* [GOAL OF THE EXERCISE]
Below are the records; copy each line in them that holds the word "Rebate".

(Entries taken from a collection)

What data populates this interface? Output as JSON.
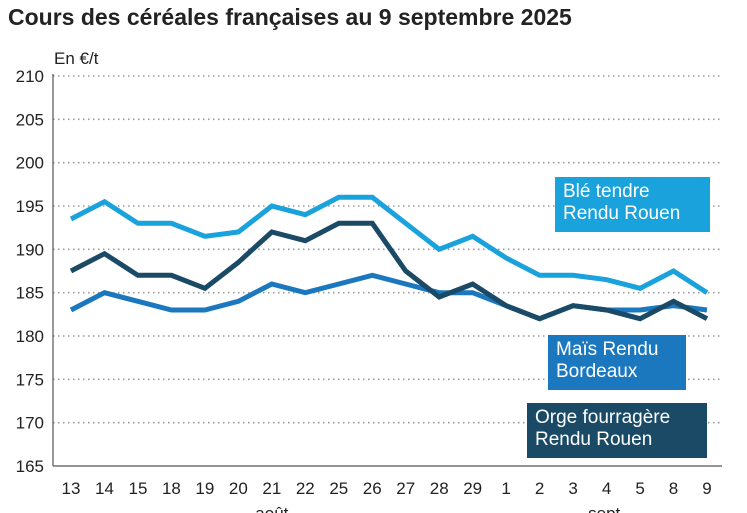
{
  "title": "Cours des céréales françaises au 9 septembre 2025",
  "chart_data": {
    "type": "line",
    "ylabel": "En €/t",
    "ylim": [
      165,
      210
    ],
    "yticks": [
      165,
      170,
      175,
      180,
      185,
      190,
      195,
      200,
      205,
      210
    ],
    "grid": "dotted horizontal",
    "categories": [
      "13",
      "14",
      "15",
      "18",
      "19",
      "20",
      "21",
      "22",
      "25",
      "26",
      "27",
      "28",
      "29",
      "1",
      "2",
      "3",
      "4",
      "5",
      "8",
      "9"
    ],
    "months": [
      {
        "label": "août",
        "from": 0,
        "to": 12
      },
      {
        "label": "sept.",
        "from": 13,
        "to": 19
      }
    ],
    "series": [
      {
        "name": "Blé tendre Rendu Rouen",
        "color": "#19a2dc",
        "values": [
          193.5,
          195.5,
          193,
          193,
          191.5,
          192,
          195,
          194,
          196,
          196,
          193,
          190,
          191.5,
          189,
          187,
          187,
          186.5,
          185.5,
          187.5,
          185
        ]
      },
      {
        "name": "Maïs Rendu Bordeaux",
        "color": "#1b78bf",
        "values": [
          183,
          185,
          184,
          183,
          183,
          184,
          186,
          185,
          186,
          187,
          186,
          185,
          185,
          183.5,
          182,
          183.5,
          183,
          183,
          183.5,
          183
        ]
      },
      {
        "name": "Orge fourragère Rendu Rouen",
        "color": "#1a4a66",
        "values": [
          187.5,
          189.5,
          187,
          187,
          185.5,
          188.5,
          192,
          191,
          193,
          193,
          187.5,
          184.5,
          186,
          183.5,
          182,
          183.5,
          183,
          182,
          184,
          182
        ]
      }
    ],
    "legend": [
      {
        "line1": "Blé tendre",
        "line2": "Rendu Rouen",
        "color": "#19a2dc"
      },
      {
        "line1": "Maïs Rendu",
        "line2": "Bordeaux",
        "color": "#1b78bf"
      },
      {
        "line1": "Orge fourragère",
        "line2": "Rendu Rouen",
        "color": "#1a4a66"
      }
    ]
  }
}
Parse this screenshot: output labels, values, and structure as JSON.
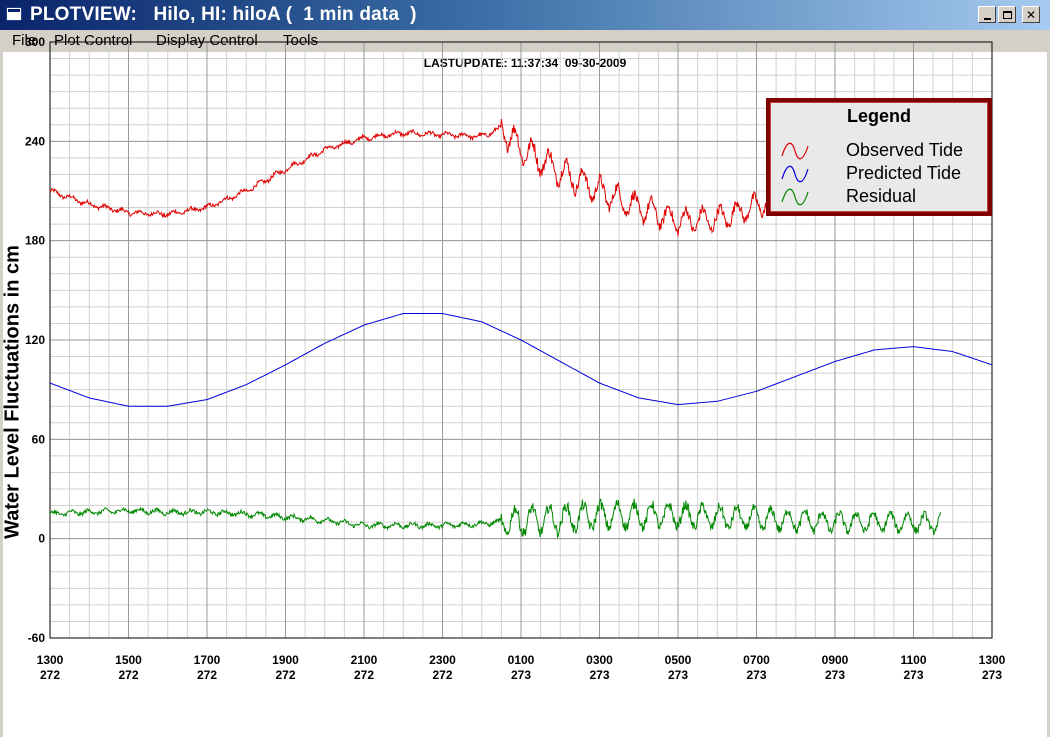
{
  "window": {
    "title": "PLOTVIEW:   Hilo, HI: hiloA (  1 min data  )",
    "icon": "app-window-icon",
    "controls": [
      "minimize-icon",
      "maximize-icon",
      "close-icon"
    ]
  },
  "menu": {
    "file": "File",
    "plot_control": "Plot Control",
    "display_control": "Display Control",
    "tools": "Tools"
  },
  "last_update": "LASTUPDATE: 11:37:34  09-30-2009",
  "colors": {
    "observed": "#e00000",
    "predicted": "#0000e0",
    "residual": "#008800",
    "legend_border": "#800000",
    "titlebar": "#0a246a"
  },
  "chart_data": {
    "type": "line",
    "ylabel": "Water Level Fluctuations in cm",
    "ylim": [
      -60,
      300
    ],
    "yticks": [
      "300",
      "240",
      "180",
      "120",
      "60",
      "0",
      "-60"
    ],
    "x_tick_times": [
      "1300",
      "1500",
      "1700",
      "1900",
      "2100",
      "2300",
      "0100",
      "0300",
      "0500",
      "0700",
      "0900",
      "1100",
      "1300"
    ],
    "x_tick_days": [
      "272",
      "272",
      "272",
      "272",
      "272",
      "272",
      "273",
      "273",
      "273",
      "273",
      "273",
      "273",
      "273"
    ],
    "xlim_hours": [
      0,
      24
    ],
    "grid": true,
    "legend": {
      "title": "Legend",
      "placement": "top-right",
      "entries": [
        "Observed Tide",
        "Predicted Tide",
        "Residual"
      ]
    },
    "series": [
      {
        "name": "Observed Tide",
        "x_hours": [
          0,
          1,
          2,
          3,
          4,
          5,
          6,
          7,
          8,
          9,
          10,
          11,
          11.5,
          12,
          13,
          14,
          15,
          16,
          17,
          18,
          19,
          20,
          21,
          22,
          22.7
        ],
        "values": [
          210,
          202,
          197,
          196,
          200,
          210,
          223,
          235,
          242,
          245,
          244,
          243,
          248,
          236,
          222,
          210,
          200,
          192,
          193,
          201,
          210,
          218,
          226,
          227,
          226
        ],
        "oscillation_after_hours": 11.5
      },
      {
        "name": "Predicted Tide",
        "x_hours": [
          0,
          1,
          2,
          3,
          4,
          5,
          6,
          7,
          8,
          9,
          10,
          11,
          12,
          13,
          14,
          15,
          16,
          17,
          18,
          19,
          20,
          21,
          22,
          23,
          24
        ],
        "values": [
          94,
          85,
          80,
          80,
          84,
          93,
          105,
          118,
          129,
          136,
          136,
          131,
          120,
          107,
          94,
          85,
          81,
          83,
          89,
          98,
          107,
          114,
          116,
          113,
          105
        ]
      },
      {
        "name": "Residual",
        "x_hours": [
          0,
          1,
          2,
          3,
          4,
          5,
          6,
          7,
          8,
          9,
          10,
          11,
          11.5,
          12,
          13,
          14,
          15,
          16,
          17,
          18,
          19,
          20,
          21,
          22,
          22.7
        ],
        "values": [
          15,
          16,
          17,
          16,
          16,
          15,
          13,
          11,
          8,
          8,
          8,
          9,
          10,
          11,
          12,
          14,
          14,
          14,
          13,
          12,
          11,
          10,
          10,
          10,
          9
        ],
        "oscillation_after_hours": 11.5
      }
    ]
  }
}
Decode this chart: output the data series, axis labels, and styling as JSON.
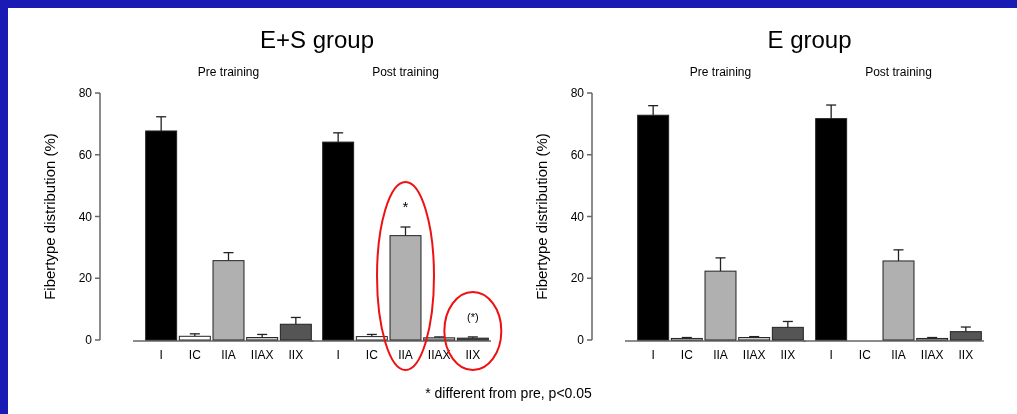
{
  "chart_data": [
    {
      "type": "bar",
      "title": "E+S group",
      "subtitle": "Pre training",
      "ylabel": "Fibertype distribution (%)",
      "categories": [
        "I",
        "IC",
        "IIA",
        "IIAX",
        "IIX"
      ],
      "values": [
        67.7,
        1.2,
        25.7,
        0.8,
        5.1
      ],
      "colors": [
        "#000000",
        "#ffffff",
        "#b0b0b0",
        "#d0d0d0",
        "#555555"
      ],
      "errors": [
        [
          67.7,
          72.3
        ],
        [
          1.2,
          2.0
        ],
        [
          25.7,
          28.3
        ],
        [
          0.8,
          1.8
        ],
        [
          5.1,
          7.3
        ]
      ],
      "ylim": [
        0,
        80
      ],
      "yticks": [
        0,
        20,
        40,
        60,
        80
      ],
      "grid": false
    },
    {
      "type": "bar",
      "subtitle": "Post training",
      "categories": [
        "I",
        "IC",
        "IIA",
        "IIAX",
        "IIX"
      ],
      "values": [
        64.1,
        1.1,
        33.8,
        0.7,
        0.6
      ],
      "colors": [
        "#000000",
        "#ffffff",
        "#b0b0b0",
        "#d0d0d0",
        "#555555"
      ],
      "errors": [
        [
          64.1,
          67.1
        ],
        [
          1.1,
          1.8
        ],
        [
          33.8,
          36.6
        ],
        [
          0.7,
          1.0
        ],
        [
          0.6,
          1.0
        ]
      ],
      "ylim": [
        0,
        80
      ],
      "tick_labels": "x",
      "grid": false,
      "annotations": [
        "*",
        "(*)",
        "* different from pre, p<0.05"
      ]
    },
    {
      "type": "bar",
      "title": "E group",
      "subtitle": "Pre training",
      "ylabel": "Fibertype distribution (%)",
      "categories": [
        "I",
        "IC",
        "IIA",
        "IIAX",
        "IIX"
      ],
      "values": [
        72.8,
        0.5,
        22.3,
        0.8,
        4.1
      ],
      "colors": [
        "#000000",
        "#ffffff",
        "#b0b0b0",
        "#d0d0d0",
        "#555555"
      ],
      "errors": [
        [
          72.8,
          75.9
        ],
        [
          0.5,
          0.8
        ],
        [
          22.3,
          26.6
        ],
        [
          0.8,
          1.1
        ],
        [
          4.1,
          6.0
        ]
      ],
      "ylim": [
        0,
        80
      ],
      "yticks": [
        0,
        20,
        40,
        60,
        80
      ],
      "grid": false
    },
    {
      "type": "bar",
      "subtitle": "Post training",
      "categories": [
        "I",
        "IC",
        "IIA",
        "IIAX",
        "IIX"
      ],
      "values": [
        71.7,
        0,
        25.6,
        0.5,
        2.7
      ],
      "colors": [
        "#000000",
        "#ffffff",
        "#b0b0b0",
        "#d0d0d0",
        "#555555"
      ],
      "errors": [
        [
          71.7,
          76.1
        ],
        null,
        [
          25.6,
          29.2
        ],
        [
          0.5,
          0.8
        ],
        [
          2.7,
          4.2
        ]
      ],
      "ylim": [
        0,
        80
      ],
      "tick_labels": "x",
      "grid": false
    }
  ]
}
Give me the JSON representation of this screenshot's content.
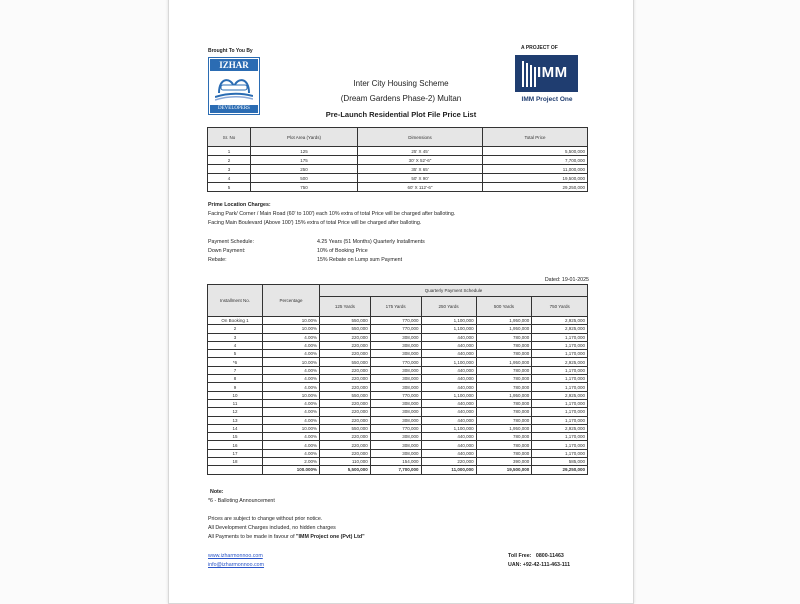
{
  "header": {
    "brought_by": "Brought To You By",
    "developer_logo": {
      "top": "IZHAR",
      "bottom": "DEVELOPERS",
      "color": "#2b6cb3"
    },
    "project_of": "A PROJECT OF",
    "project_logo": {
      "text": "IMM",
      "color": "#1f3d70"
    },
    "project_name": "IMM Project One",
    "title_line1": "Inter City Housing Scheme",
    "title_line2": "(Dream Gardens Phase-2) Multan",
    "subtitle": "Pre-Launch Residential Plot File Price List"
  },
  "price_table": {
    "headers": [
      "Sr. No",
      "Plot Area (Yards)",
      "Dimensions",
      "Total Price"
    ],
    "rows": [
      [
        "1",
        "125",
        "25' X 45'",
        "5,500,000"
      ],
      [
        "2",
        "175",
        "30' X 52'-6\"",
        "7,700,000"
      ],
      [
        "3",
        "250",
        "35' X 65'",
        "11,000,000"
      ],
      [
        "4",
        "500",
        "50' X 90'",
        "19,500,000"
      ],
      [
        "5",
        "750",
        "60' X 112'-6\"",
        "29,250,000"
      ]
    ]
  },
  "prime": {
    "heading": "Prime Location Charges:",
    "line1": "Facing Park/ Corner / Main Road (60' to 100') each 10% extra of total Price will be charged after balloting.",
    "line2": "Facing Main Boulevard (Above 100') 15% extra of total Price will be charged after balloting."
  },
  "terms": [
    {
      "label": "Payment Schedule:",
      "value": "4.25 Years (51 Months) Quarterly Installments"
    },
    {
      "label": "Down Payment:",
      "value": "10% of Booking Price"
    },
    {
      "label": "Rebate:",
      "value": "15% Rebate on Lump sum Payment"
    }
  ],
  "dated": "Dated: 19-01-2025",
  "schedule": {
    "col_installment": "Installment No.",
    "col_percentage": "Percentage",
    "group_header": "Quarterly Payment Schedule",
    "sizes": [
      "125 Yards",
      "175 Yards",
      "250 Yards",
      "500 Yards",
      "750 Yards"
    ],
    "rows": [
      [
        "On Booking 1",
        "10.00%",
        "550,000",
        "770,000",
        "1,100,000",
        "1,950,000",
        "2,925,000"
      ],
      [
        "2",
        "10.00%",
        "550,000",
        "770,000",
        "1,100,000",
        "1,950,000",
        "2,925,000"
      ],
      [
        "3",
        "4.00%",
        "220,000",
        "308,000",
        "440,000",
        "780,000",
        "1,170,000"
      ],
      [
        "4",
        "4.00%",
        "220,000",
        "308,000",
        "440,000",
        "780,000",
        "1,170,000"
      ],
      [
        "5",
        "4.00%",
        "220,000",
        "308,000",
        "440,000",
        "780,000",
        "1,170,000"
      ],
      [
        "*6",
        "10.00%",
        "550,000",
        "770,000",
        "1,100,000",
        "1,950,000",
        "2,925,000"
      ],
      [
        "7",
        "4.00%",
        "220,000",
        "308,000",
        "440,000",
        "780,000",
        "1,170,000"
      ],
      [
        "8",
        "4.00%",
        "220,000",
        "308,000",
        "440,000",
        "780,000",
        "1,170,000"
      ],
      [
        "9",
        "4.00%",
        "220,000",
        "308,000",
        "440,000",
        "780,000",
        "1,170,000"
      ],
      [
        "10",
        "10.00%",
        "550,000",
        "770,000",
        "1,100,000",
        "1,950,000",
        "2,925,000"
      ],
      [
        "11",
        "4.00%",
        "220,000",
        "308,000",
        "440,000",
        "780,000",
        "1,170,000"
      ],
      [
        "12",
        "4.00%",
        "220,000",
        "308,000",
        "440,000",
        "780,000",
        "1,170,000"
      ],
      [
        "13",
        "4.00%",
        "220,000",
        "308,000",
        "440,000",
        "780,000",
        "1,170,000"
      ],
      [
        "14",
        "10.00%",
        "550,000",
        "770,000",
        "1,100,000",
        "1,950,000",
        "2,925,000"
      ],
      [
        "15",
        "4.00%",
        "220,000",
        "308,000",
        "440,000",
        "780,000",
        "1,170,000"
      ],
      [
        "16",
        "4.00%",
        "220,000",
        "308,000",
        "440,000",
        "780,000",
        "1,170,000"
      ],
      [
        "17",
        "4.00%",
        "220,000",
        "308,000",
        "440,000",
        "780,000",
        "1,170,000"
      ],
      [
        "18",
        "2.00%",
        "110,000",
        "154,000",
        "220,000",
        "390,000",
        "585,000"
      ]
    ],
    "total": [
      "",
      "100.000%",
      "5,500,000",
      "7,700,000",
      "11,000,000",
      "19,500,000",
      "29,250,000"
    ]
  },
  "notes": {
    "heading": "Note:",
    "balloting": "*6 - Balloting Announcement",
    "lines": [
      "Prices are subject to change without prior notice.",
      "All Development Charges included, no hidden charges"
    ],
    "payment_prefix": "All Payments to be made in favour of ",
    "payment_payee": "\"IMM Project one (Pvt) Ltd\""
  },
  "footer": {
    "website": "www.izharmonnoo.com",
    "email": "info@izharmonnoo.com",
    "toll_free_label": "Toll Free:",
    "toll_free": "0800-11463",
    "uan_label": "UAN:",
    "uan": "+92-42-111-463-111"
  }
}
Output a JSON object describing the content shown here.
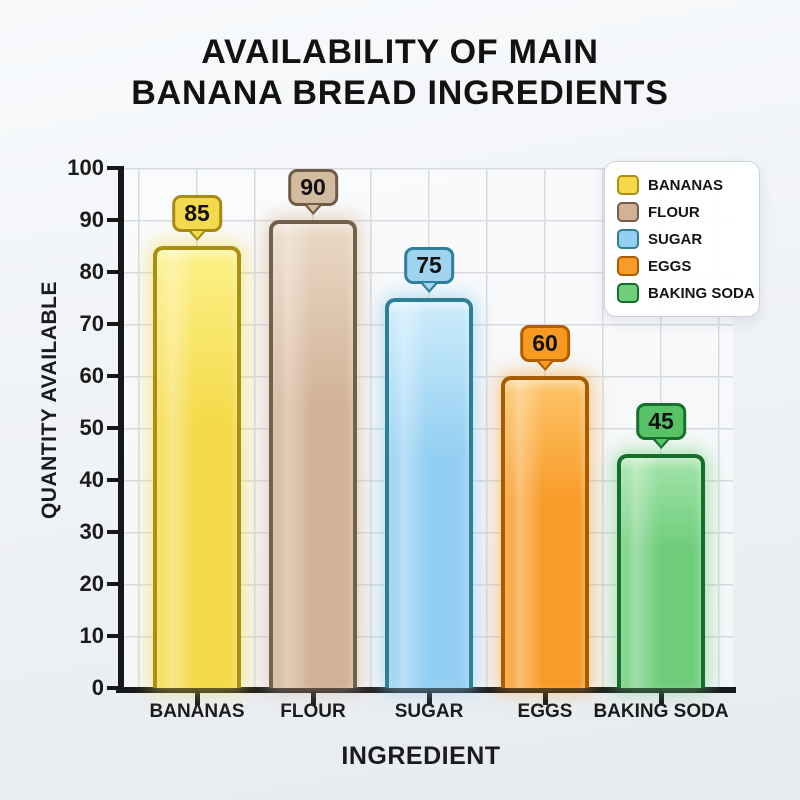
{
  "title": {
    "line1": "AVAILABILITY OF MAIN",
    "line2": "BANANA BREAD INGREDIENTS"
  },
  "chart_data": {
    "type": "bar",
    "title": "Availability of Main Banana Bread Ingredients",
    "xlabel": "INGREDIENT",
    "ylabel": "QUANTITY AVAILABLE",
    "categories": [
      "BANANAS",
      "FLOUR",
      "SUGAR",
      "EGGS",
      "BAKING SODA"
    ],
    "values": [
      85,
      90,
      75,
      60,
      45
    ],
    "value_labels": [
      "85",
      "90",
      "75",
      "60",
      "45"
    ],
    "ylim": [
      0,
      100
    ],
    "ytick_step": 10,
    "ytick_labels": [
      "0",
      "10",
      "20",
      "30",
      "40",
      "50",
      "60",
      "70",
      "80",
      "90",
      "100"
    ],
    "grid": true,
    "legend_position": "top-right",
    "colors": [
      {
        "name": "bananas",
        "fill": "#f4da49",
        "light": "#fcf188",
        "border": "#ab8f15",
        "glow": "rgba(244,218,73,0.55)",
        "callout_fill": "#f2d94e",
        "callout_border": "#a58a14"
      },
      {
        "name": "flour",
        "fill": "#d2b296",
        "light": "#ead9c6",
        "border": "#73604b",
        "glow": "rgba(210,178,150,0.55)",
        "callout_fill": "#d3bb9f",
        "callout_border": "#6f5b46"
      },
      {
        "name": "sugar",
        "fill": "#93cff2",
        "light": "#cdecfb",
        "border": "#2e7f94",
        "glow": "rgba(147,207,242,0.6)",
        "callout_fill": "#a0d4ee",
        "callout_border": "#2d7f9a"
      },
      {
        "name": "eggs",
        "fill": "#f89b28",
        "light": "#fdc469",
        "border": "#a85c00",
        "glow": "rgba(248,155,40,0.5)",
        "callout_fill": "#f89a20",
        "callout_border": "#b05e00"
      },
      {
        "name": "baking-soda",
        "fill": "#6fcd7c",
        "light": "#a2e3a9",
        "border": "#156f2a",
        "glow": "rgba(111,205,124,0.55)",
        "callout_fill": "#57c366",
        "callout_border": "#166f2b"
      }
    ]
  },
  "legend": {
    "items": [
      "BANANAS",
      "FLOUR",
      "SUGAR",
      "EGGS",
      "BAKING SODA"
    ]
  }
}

* [COMPLETED EXERCISE]
      "label": "Rebate:",
      "value": "15% Rebate on Lump sum Payment"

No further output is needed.